• **TASK GOAL**:
Rename "model-label" to "turbulence-label" in the material from its first line through the line with "annot-sst-kw: sst kw xyxy=(74,393,121,411)", and write those lines out again with nothing else changed.

— start DATA SECTION —

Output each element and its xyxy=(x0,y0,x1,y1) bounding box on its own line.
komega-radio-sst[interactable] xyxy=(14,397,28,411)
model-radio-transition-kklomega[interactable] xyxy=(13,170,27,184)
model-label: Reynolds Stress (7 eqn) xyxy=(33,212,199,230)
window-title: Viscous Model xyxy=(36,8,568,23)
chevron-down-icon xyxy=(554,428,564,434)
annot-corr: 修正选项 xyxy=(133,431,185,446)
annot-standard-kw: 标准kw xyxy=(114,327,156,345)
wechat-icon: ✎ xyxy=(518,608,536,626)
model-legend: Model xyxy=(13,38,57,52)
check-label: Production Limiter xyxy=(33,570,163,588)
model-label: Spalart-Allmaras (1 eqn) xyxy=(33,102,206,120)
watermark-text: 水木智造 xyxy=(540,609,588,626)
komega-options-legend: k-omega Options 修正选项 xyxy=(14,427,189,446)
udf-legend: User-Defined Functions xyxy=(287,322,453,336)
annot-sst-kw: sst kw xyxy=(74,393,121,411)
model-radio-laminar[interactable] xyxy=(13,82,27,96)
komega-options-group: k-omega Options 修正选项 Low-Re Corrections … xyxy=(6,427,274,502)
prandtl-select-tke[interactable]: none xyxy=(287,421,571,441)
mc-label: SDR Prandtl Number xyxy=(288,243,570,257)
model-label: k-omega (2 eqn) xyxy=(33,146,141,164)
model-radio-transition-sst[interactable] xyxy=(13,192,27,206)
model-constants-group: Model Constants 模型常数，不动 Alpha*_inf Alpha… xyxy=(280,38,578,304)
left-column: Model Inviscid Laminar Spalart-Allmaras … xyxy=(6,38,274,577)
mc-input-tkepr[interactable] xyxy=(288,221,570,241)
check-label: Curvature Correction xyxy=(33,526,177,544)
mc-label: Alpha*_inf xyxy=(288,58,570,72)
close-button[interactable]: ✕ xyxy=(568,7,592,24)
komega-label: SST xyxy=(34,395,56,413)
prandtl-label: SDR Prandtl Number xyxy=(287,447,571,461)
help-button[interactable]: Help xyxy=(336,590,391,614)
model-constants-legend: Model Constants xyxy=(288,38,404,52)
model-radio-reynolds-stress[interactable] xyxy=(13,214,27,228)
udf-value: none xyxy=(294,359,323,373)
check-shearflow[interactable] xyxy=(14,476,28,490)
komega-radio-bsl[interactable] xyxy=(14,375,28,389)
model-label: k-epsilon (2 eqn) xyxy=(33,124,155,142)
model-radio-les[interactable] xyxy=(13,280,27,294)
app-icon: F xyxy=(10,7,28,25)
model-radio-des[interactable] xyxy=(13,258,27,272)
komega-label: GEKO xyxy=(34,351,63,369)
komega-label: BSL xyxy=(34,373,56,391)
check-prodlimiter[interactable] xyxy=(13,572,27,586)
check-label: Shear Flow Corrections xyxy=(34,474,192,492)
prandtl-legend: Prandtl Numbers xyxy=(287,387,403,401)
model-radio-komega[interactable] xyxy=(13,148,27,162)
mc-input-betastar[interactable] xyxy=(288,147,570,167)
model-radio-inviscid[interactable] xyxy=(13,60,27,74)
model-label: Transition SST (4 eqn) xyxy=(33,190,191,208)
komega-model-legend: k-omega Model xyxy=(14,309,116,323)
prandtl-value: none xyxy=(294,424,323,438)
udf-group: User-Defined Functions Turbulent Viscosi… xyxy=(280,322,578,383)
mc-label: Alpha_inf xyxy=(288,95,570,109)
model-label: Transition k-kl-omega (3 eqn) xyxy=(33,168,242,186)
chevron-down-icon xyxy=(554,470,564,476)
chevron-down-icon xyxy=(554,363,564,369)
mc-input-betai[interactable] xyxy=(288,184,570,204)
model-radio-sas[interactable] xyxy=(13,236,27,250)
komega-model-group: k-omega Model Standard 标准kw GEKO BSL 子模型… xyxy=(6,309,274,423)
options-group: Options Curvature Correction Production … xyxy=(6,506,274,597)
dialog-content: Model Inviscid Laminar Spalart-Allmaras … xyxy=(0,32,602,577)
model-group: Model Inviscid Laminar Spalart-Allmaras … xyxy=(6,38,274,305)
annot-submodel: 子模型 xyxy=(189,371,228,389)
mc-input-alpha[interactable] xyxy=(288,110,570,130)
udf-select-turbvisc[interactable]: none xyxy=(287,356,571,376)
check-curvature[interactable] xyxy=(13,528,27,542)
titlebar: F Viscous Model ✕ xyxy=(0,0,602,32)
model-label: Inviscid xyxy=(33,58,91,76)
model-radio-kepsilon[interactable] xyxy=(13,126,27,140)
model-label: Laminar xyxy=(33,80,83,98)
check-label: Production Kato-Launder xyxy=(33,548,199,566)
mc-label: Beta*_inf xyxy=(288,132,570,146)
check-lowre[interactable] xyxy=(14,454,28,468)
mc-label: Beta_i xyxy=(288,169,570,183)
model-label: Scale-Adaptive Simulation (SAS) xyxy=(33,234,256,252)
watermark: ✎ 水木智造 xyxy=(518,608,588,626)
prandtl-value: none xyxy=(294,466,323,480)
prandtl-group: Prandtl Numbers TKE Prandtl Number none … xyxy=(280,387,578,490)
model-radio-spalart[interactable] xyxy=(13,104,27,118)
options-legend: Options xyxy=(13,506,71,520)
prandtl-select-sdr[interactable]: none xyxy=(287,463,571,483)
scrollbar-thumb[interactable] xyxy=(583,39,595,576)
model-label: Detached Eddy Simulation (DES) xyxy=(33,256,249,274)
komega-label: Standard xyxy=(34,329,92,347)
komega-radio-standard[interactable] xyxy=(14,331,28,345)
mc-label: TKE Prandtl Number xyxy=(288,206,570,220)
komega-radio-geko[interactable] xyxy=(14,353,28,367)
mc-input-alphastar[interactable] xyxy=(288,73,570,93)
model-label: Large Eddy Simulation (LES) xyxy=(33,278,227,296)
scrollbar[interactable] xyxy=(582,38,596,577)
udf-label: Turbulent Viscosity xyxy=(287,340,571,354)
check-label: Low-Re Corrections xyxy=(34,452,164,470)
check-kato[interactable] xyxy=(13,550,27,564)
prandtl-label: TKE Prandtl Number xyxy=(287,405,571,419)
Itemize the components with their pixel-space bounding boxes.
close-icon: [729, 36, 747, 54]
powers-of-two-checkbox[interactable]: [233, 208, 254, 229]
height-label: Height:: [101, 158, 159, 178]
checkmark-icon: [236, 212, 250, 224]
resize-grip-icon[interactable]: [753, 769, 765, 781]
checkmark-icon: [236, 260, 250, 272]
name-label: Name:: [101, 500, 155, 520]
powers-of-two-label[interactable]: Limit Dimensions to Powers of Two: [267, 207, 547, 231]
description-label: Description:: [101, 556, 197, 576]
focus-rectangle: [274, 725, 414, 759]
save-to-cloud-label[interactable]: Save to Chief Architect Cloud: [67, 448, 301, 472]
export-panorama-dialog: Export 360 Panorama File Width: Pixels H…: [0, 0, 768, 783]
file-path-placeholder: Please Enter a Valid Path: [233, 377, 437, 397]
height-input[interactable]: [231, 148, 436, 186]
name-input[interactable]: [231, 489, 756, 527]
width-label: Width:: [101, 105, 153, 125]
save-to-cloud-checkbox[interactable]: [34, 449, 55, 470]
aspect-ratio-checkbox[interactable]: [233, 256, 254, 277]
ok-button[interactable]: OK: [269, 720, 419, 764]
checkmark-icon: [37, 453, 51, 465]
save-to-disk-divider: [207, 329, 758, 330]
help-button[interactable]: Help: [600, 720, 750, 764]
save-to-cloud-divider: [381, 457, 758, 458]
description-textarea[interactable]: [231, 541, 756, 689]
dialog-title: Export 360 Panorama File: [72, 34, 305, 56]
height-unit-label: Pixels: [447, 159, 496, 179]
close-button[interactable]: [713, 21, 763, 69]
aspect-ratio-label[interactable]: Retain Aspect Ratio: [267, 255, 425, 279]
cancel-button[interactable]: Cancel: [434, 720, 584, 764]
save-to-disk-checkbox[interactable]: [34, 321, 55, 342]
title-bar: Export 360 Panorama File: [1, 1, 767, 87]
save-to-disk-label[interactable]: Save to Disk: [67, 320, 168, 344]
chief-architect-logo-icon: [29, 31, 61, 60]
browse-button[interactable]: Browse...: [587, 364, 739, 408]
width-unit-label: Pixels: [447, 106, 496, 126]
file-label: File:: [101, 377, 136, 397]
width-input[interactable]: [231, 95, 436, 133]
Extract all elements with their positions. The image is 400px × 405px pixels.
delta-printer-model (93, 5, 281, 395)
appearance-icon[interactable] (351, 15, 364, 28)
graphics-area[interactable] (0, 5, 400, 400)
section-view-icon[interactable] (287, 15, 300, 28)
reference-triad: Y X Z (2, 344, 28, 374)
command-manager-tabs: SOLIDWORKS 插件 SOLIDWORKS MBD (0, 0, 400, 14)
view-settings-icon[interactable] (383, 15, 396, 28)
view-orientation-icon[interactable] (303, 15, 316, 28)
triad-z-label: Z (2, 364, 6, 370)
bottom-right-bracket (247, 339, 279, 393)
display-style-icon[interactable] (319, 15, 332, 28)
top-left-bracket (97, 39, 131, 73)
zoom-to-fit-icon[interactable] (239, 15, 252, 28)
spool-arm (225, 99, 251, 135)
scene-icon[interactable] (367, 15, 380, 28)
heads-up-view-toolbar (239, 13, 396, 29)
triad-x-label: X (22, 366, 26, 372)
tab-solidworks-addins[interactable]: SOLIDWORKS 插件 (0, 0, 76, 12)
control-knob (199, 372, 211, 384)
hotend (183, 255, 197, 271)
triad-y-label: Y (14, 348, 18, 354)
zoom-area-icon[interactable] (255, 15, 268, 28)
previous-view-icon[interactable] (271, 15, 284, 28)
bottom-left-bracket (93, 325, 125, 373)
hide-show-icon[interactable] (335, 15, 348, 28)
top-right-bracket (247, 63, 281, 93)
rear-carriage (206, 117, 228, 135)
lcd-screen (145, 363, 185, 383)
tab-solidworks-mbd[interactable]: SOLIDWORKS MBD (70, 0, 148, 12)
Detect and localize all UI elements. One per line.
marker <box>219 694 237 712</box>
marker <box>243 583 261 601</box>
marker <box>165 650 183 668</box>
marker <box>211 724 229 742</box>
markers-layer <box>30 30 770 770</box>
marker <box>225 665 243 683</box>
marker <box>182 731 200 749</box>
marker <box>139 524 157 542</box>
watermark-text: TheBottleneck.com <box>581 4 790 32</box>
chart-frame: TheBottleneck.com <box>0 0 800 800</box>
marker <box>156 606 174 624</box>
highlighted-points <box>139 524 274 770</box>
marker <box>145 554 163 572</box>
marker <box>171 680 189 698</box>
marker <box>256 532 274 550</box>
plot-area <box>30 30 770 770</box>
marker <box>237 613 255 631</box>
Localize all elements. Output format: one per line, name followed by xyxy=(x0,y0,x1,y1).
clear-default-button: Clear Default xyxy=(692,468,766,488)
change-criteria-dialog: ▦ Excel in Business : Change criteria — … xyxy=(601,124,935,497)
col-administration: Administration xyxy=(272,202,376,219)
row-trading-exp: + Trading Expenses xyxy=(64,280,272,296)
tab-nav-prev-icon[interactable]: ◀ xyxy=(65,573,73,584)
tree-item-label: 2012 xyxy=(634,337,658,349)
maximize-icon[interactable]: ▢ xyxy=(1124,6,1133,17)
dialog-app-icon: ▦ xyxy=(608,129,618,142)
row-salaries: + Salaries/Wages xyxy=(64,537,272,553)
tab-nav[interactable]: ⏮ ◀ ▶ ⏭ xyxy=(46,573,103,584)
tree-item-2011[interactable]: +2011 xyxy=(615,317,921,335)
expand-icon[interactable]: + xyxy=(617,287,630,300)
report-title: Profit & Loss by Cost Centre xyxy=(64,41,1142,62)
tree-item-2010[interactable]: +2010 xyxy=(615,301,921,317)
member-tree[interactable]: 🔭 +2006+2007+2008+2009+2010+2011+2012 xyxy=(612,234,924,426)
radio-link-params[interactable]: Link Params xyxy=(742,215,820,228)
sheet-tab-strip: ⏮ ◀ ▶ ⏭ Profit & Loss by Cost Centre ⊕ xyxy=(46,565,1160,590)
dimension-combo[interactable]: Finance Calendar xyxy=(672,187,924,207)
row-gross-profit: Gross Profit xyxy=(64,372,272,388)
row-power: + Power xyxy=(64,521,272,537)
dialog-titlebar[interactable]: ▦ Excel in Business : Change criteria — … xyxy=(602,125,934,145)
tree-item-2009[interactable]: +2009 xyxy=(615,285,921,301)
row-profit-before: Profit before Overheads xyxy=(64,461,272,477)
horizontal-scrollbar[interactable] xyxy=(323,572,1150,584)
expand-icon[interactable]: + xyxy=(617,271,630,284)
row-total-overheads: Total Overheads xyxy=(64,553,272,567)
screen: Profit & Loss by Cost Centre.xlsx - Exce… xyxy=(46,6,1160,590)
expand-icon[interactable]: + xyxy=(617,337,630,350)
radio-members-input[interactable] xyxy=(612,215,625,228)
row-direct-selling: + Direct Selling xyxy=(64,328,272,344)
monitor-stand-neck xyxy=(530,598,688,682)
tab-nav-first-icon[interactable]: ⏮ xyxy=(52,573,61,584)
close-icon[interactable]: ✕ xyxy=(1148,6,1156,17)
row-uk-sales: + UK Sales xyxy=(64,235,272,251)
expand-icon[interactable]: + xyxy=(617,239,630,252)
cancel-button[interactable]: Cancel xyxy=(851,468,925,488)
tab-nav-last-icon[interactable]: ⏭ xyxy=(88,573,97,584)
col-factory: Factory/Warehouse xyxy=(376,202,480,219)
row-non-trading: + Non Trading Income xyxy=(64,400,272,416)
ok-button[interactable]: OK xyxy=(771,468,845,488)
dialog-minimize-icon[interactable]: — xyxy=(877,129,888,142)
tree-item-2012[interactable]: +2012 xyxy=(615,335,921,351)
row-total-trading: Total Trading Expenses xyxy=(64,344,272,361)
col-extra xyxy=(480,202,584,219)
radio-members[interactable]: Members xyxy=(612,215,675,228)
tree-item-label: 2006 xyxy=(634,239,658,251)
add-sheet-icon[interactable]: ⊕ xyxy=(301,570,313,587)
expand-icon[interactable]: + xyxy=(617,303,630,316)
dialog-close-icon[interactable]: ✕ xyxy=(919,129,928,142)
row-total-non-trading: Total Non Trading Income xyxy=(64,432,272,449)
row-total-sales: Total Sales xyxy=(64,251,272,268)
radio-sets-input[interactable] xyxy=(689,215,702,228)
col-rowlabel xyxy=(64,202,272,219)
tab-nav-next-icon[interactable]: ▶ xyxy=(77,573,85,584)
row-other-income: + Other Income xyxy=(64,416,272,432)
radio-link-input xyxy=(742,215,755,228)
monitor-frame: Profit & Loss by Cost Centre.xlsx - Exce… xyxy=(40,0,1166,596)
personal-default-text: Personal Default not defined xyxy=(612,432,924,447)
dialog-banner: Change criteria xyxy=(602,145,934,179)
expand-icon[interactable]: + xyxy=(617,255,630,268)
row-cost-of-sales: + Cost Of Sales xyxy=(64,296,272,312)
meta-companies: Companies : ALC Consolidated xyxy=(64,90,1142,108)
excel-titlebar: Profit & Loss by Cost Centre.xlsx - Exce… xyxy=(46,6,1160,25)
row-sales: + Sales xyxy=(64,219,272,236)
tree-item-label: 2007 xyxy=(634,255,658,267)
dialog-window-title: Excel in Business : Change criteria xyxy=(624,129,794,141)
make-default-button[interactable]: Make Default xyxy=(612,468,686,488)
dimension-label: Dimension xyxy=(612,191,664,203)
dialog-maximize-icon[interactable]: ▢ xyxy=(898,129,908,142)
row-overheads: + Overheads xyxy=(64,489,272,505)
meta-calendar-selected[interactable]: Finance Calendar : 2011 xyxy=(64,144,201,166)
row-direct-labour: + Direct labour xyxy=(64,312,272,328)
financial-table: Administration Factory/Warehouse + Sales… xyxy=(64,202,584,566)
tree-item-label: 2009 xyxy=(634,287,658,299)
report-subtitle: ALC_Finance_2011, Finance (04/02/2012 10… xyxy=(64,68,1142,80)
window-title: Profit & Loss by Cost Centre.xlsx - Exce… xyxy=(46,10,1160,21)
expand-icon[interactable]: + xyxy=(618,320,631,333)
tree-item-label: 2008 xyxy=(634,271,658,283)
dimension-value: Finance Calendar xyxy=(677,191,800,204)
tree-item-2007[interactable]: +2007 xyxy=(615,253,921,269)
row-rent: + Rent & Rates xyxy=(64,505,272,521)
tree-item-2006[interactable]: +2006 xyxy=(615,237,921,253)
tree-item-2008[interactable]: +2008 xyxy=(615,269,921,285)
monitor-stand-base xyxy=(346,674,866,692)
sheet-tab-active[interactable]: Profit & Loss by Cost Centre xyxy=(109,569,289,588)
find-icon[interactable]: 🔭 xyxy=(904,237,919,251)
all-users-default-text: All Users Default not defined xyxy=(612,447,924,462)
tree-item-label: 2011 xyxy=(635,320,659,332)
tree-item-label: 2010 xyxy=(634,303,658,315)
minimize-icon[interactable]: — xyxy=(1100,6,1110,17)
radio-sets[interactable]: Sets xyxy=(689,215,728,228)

— end DATA SECTION —

• **TASK ANSWER**:
Output each element and its xyxy=(x0,y0,x1,y1) bounding box on its own line.
komega-radio-sst[interactable] xyxy=(14,397,28,411)
model-radio-transition-kklomega[interactable] xyxy=(13,170,27,184)
turbulence-label: Reynolds Stress (7 eqn) xyxy=(33,212,199,230)
window-title: Viscous Model xyxy=(36,8,568,23)
chevron-down-icon xyxy=(554,428,564,434)
annot-corr: 修正选项 xyxy=(133,431,185,446)
annot-standard-kw: 标准kw xyxy=(114,327,156,345)
wechat-icon: ✎ xyxy=(518,608,536,626)
model-legend: Model xyxy=(13,38,57,52)
check-label: Production Limiter xyxy=(33,570,163,588)
turbulence-label: Spalart-Allmaras (1 eqn) xyxy=(33,102,206,120)
watermark-text: 水木智造 xyxy=(540,609,588,626)
komega-options-legend: k-omega Options 修正选项 xyxy=(14,427,189,446)
udf-legend: User-Defined Functions xyxy=(287,322,453,336)
annot-sst-kw: sst kw xyxy=(74,393,121,411)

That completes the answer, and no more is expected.